** START OF MATERIAL SUPPLIED **
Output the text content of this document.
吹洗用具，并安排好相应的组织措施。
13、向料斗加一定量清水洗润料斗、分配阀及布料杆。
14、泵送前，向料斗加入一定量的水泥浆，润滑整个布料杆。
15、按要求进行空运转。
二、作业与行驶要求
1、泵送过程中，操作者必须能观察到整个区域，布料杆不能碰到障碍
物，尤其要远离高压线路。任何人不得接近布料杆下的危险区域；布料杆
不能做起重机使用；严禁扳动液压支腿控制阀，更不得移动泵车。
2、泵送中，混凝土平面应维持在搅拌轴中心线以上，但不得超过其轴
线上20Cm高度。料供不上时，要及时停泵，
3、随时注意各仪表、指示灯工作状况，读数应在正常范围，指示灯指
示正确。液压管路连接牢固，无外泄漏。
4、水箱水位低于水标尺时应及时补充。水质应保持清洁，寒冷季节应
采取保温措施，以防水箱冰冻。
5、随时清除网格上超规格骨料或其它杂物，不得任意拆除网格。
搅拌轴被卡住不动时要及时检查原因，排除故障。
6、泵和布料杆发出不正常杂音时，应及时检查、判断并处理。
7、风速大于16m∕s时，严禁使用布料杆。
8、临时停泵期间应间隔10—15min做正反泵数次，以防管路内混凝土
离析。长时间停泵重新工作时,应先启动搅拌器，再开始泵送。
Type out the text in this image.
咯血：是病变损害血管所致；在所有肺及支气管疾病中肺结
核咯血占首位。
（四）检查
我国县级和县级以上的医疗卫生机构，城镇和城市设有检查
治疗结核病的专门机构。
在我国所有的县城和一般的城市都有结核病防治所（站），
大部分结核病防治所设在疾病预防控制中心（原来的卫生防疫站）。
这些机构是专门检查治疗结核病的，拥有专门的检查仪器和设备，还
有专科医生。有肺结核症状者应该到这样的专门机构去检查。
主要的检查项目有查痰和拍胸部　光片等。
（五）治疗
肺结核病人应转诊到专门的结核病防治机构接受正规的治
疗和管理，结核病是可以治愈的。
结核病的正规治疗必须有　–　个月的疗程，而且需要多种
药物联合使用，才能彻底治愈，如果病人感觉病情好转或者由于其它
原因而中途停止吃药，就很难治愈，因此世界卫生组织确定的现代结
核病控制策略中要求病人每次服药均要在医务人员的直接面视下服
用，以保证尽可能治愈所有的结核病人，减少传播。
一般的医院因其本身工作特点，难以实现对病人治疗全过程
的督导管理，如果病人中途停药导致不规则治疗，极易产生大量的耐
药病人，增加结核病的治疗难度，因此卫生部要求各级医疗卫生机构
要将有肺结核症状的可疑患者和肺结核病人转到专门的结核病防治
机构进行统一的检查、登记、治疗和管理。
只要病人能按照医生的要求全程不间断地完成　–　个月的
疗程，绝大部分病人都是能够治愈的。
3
** END OF MATERIAL SUPPLIED **
▶ _AIM_
Using the data above, repeat every line exactly.

▶ _THE RESULT_
Output the text content of this document.
吹洗用具，并安排好相应的组织措施。
13、向料斗加一定量清水洗润料斗、分配阀及布料杆。
14、泵送前，向料斗加入一定量的水泥浆，润滑整个布料杆。
15、按要求进行空运转。
二、作业与行驶要求
1、泵送过程中，操作者必须能观察到整个区域，布料杆不能碰到障碍
物，尤其要远离高压线路。任何人不得接近布料杆下的危险区域；布料杆
不能做起重机使用；严禁扳动液压支腿控制阀，更不得移动泵车。
2、泵送中，混凝土平面应维持在搅拌轴中心线以上，但不得超过其轴
线上20Cm高度。料供不上时，要及时停泵，
3、随时注意各仪表、指示灯工作状况，读数应在正常范围，指示灯指
示正确。液压管路连接牢固，无外泄漏。
4、水箱水位低于水标尺时应及时补充。水质应保持清洁，寒冷季节应
采取保温措施，以防水箱冰冻。
5、随时清除网格上超规格骨料或其它杂物，不得任意拆除网格。
搅拌轴被卡住不动时要及时检查原因，排除故障。
6、泵和布料杆发出不正常杂音时，应及时检查、判断并处理。
7、风速大于16m∕s时，严禁使用布料杆。
8、临时停泵期间应间隔10—15min做正反泵数次，以防管路内混凝土
离析。长时间停泵重新工作时,应先启动搅拌器，再开始泵送。
Type out the text in this image.
咯血：是病变损害血管所致；在所有肺及支气管疾病中肺结
核咯血占首位。
（四）检查
我国县级和县级以上的医疗卫生机构，城镇和城市设有检查
治疗结核病的专门机构。
在我国所有的县城和一般的城市都有结核病防治所（站），
大部分结核病防治所设在疾病预防控制中心（原来的卫生防疫站）。
这些机构是专门检查治疗结核病的，拥有专门的检查仪器和设备，还
有专科医生。有肺结核症状者应该到这样的专门机构去检查。
主要的检查项目有查痰和拍胸部　光片等。
（五）治疗
肺结核病人应转诊到专门的结核病防治机构接受正规的治
疗和管理，结核病是可以治愈的。
结核病的正规治疗必须有　–　个月的疗程，而且需要多种
药物联合使用，才能彻底治愈，如果病人感觉病情好转或者由于其它
原因而中途停止吃药，就很难治愈，因此世界卫生组织确定的现代结
核病控制策略中要求病人每次服药均要在医务人员的直接面视下服
用，以保证尽可能治愈所有的结核病人，减少传播。
一般的医院因其本身工作特点，难以实现对病人治疗全过程
的督导管理，如果病人中途停药导致不规则治疗，极易产生大量的耐
药病人，增加结核病的治疗难度，因此卫生部要求各级医疗卫生机构
要将有肺结核症状的可疑患者和肺结核病人转到专门的结核病防治
机构进行统一的检查、登记、治疗和管理。
只要病人能按照医生的要求全程不间断地完成　–　个月的
疗程，绝大部分病人都是能够治愈的。
3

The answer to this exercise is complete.